TASK DIRECTIONS:
Leave out the pictures and repeat every record exactly.

Data entries
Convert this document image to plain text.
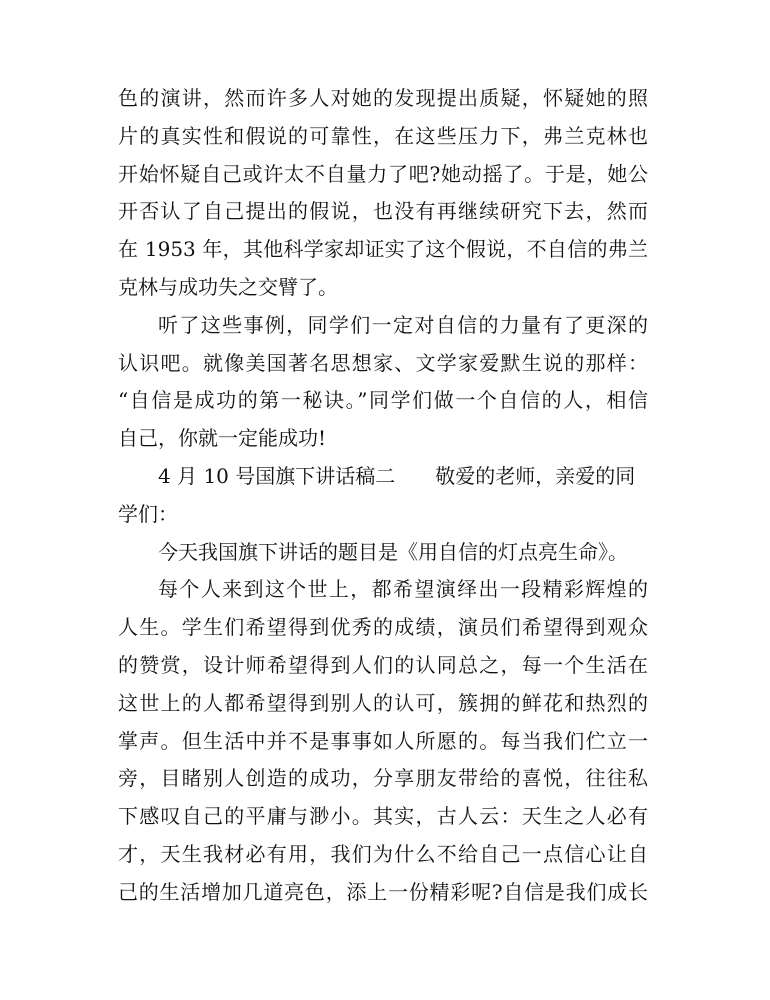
色的演讲，然而许多人对她的发现提出质疑，怀疑她的照
片的真实性和假说的可靠性，在这些压力下，弗兰克林也
开始怀疑自己或许太不自量力了吧?她动摇了。于是，她公
开否认了自己提出的假说，也没有再继续研究下去，然而
在 1953 年，其他科学家却证实了这个假说，不自信的弗兰
克林与成功失之交臂了。
听了这些事例，同学们一定对自信的力量有了更深的
认识吧。就像美国著名思想家、文学家爱默生说的那样：
“自信是成功的第一秘诀。”同学们做一个自信的人，相信
自己，你就一定能成功!
4 月 10 号国旗下讲话稿二 敬爱的老师，亲爱的同
学们：
今天我国旗下讲话的题目是《用自信的灯点亮生命》。
每个人来到这个世上，都希望演绎出一段精彩辉煌的
人生。学生们希望得到优秀的成绩，演员们希望得到观众
的赞赏，设计师希望得到人们的认同总之，每一个生活在
这世上的人都希望得到别人的认可，簇拥的鲜花和热烈的
掌声。但生活中并不是事事如人所愿的。每当我们伫立一
旁，目睹别人创造的成功，分享朋友带给的喜悦，往往私
下感叹自己的平庸与渺小。其实，古人云：天生之人必有
才，天生我材必有用，我们为什么不给自己一点信心让自
己的生活增加几道亮色，添上一份精彩呢?自信是我们成长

SOLUTION FOR THIS EXERCISE:
Convert this document image to plain text.
色的演讲，然而许多人对她的发现提出质疑，怀疑她的照
片的真实性和假说的可靠性，在这些压力下，弗兰克林也
开始怀疑自己或许太不自量力了吧?她动摇了。于是，她公
开否认了自己提出的假说，也没有再继续研究下去，然而
在 1953 年，其他科学家却证实了这个假说，不自信的弗兰
克林与成功失之交臂了。
听了这些事例，同学们一定对自信的力量有了更深的
认识吧。就像美国著名思想家、文学家爱默生说的那样：
“自信是成功的第一秘诀。”同学们做一个自信的人，相信
自己，你就一定能成功!
4 月 10 号国旗下讲话稿二 敬爱的老师，亲爱的同
学们：
今天我国旗下讲话的题目是《用自信的灯点亮生命》。
每个人来到这个世上，都希望演绎出一段精彩辉煌的
人生。学生们希望得到优秀的成绩，演员们希望得到观众
的赞赏，设计师希望得到人们的认同总之，每一个生活在
这世上的人都希望得到别人的认可，簇拥的鲜花和热烈的
掌声。但生活中并不是事事如人所愿的。每当我们伫立一
旁，目睹别人创造的成功，分享朋友带给的喜悦，往往私
下感叹自己的平庸与渺小。其实，古人云：天生之人必有
才，天生我材必有用，我们为什么不给自己一点信心让自
己的生活增加几道亮色，添上一份精彩呢?自信是我们成长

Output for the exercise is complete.